• _Exercise instructions_:
Pictures do not belong in the copy; transcribe everything else in the records exactly.

• _Task material_:

:::

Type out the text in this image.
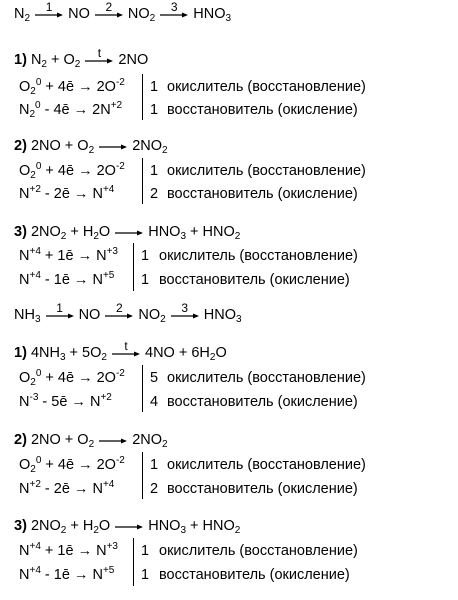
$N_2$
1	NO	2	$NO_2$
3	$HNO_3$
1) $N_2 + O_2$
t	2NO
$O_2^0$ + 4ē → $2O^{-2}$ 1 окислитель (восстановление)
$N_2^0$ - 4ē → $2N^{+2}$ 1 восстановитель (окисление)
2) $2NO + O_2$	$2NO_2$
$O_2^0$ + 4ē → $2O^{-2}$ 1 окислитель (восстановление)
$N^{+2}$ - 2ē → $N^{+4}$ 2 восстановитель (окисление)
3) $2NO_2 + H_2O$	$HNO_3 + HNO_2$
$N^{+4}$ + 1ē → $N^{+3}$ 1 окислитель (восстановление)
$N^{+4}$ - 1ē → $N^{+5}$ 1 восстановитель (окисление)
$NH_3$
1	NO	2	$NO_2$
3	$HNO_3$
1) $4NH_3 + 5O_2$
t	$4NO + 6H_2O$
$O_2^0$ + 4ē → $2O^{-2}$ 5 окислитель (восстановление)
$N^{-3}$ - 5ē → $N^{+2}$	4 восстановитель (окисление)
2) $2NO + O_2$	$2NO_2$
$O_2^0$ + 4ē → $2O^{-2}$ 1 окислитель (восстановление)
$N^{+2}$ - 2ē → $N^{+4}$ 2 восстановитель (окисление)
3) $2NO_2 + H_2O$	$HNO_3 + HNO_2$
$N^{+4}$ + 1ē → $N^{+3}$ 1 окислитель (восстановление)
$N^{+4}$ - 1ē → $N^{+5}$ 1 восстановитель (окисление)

:::

• _Exercise response_:
Type out the text in this image.
$N_2$
1	NO	2	$NO_2$
3	$HNO_3$
1) $N_2 + O_2$
t	2NO
$O_2^0$ + 4ē → $2O^{-2}$ 1 окислитель (восстановление)
$N_2^0$ - 4ē → $2N^{+2}$ 1 восстановитель (окисление)
2) $2NO + O_2$	$2NO_2$
$O_2^0$ + 4ē → $2O^{-2}$ 1 окислитель (восстановление)
$N^{+2}$ - 2ē → $N^{+4}$ 2 восстановитель (окисление)
3) $2NO_2 + H_2O$	$HNO_3 + HNO_2$
$N^{+4}$ + 1ē → $N^{+3}$ 1 окислитель (восстановление)
$N^{+4}$ - 1ē → $N^{+5}$ 1 восстановитель (окисление)
$NH_3$
1	NO	2	$NO_2$
3	$HNO_3$
1) $4NH_3 + 5O_2$
t	$4NO + 6H_2O$
$O_2^0$ + 4ē → $2O^{-2}$ 5 окислитель (восстановление)
$N^{-3}$ - 5ē → $N^{+2}$	4 восстановитель (окисление)
2) $2NO + O_2$	$2NO_2$
$O_2^0$ + 4ē → $2O^{-2}$ 1 окислитель (восстановление)
$N^{+2}$ - 2ē → $N^{+4}$ 2 восстановитель (окисление)
3) $2NO_2 + H_2O$	$HNO_3 + HNO_2$
$N^{+4}$ + 1ē → $N^{+3}$ 1 окислитель (восстановление)
$N^{+4}$ - 1ē → $N^{+5}$ 1 восстановитель (окисление)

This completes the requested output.